[BEGIN Records shown]

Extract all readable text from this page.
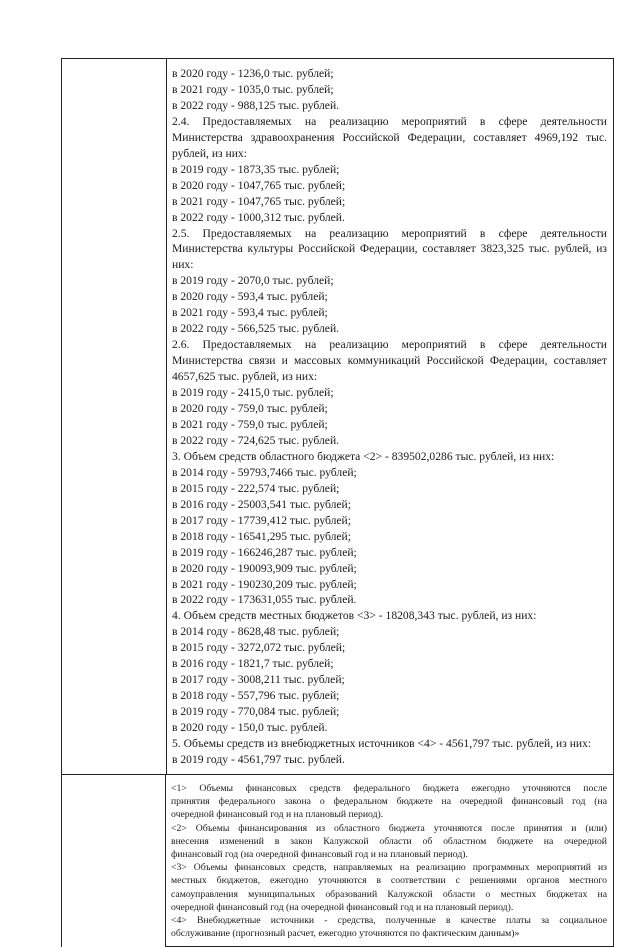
в 2020 году - 1236,0 тыс. рублей;
в 2021 году - 1035,0 тыс. рублей;
в 2022 году - 988,125 тыс. рублей.
2.4. Предоставляемых на реализацию мероприятий в сфере деятельности
Министерства здравоохранения Российской Федерации, составляет 4969,192 тыс.
рублей, из них:
в 2019 году - 1873,35 тыс. рублей;
в 2020 году - 1047,765 тыс. рублей;
в 2021 году - 1047,765 тыс. рублей;
в 2022 году - 1000,312 тыс. рублей.
2.5. Предоставляемых на реализацию мероприятий в сфере деятельности
Министерства культуры Российской Федерации, составляет 3823,325 тыс. рублей, из
них:
в 2019 году - 2070,0 тыс. рублей;
в 2020 году - 593,4 тыс. рублей;
в 2021 году - 593,4 тыс. рублей;
в 2022 году - 566,525 тыс. рублей.
2.6. Предоставляемых на реализацию мероприятий в сфере деятельности
Министерства связи и массовых коммуникаций Российской Федерации, составляет
4657,625 тыс. рублей, из них:
в 2019 году - 2415,0 тыс. рублей;
в 2020 году - 759,0 тыс. рублей;
в 2021 году - 759,0 тыс. рублей;
в 2022 году - 724,625 тыс. рублей.
3. Объем средств областного бюджета <2> - 839502,0286 тыс. рублей, из них:
в 2014 году - 59793,7466 тыс. рублей;
в 2015 году - 222,574 тыс. рублей;
в 2016 году - 25003,541 тыс. рублей;
в 2017 году - 17739,412 тыс. рублей;
в 2018 году - 16541,295 тыс. рублей;
в 2019 году - 166246,287 тыс. рублей;
в 2020 году - 190093,909 тыс. рублей;
в 2021 году - 190230,209 тыс. рублей;
в 2022 году - 173631,055 тыс. рублей.
4. Объем средств местных бюджетов <3> - 18208,343 тыс. рублей, из них:
в 2014 году - 8628,48 тыс. рублей;
в 2015 году - 3272,072 тыс. рублей;
в 2016 году - 1821,7 тыс. рублей;
в 2017 году - 3008,211 тыс. рублей;
в 2018 году - 557,796 тыс. рублей;
в 2019 году - 770,084 тыс. рублей;
в 2020 году - 150,0 тыс. рублей.
5. Объемы средств из внебюджетных источников <4> - 4561,797 тыс. рублей, из них:
в 2019 году - 4561,797 тыс. рублей.
<1> Объемы финансовых средств федерального бюджета ежегодно уточняются после
принятия федерального закона о федеральном бюджете на очередной финансовый год (на
очередной финансовый год и на плановый период).
<2> Объемы финансирования из областного бюджета уточняются после принятия и (или)
внесения изменений в закон Калужской области об областном бюджете на очередной
финансовый год (на очередной финансовый год и на плановый период).
<3> Объемы финансовых средств, направляемых на реализацию программных мероприятий из
местных бюджетов, ежегодно уточняются в соответствии с решениями органов местного
самоуправления муниципальных образований Калужской области о местных бюджетах на
очередной финансовый год (на очередной финансовый год и на плановый период).
<4> Внебюджетные источники - средства, полученные в качестве платы за социальное
обслуживание (прогнозный расчет, ежегодно уточняются по фактическим данным)»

[END Records shown]

▸ **Instruction**
Examine the data above and state how many of its lines contain the word "период", with no further remarks.

▸ **Final answer**
3